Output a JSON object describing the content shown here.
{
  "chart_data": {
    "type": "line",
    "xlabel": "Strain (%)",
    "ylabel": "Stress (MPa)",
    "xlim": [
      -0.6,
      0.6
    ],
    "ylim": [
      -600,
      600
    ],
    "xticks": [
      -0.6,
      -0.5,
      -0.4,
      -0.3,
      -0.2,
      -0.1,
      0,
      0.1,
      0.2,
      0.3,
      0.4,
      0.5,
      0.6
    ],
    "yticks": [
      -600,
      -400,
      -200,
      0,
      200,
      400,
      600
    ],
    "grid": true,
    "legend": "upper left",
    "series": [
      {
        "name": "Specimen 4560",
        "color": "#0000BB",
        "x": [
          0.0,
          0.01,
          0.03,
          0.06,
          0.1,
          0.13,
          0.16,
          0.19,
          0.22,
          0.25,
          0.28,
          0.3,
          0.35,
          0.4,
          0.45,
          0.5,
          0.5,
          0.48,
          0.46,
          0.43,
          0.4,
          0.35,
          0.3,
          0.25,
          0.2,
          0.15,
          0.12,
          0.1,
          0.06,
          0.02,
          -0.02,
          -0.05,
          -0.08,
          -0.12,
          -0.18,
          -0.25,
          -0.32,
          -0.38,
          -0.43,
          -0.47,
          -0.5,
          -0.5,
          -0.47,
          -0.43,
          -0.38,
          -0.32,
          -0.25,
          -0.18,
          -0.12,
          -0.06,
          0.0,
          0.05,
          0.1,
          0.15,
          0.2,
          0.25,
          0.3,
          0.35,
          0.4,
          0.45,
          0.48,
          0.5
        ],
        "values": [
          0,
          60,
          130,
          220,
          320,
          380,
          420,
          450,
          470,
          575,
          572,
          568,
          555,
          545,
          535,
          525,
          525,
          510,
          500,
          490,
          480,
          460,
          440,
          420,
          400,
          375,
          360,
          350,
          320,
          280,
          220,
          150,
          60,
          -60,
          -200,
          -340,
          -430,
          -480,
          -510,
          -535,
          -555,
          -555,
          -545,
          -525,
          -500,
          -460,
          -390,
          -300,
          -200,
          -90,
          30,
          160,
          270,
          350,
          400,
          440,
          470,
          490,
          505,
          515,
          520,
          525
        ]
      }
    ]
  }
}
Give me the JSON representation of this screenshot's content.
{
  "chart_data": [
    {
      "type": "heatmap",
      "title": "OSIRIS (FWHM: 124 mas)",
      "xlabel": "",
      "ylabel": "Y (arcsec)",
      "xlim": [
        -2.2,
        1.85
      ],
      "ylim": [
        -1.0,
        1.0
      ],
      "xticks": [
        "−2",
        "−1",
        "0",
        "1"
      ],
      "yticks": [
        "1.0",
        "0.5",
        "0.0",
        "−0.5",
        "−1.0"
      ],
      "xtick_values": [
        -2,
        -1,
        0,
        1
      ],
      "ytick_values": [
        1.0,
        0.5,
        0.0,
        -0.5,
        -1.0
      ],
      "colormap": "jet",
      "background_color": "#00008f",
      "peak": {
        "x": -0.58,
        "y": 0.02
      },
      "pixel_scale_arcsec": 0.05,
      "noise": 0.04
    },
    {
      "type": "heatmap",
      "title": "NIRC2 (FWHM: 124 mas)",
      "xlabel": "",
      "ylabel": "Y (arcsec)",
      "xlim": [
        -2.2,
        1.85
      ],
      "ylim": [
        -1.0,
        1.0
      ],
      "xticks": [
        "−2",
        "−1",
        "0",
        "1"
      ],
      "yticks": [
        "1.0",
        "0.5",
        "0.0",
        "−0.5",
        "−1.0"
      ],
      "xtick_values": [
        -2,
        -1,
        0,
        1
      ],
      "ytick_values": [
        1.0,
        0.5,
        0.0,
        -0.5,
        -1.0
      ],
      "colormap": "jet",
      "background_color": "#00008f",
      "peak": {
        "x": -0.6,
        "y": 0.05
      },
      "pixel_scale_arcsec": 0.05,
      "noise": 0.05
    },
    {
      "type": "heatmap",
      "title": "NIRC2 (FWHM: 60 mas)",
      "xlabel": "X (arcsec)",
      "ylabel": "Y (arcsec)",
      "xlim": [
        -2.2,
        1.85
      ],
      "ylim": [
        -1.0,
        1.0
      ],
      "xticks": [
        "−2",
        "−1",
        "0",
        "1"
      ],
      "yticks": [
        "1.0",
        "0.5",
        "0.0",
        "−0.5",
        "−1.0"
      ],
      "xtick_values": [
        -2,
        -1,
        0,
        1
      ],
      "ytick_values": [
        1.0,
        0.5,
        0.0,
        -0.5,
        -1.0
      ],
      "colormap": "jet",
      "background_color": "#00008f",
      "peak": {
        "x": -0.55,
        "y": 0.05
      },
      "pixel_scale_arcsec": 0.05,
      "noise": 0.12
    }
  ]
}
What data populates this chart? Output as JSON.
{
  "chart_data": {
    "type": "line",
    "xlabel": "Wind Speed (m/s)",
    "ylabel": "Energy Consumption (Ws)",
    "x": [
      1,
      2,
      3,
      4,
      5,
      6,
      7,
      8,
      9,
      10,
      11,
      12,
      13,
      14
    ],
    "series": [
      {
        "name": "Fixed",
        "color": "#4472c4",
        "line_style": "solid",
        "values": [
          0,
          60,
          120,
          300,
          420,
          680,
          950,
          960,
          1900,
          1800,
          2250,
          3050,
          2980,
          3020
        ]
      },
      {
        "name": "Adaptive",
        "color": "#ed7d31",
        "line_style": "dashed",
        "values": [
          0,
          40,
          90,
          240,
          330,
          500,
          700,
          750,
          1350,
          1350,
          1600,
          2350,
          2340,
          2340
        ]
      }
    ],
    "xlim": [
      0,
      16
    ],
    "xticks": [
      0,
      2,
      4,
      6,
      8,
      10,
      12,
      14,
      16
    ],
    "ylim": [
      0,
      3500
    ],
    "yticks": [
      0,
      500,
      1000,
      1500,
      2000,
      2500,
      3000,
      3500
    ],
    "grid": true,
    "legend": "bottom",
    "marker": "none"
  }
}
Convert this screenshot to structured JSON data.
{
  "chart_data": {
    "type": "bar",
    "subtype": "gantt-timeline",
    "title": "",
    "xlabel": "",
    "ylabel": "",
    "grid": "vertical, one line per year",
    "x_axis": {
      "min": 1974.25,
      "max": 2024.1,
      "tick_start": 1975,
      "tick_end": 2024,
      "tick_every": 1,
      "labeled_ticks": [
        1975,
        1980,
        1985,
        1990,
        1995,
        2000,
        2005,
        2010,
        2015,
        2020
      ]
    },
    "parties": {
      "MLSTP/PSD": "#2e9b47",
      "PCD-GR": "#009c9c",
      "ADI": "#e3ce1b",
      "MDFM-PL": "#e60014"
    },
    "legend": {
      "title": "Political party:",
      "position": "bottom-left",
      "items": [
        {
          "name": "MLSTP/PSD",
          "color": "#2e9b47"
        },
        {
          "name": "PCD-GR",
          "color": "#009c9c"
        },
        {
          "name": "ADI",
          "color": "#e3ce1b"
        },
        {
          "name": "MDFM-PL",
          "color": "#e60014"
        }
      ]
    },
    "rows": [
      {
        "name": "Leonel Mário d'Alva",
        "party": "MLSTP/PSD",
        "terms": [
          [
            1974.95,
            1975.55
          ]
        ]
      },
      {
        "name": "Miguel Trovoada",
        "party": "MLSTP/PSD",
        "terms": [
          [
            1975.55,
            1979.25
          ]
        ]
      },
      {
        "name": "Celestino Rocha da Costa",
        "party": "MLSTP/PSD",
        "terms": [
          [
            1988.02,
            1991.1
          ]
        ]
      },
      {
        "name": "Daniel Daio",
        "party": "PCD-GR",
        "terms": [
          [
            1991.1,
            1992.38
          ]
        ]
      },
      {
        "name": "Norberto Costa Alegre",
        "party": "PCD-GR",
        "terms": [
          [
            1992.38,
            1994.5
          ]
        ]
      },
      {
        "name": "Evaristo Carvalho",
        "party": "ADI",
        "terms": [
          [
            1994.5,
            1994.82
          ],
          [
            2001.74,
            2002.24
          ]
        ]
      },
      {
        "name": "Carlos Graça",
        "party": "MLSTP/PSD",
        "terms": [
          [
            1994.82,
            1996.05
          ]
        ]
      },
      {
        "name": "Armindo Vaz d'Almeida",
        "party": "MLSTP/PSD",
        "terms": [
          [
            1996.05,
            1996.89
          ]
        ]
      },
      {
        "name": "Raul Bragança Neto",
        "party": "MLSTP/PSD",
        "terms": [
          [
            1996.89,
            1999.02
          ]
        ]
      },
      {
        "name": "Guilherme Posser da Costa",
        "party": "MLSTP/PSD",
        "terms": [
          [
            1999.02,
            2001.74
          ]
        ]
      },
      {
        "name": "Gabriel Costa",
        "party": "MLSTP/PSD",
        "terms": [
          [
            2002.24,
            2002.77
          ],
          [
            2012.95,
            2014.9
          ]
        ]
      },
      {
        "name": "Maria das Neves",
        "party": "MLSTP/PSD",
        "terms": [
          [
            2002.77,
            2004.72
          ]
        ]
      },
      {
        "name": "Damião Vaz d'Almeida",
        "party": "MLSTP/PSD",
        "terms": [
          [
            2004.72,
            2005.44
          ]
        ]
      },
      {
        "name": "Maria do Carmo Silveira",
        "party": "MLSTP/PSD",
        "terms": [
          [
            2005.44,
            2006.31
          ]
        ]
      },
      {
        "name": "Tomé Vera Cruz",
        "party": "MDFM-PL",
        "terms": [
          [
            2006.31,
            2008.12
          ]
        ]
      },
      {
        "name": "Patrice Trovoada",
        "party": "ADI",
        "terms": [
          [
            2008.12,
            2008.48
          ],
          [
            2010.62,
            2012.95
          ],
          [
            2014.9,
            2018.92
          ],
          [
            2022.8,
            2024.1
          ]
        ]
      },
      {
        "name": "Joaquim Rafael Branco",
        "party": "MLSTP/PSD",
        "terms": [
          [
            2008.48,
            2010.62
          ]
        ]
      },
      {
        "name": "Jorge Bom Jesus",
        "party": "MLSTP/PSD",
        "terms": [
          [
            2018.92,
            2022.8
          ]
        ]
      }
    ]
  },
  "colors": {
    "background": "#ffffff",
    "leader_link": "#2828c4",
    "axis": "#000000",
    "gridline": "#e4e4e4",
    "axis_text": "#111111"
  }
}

· · · ·

§ WORK TO BE COMPLETED
Copy out all lines that carry the word "FWHM".

§ SOLUTION FOR THIS TASK
      "title": "OSIRIS (FWHM: 124 mas)",
      "title": "NIRC2 (FWHM: 124 mas)",
      "title": "NIRC2 (FWHM: 60 mas)",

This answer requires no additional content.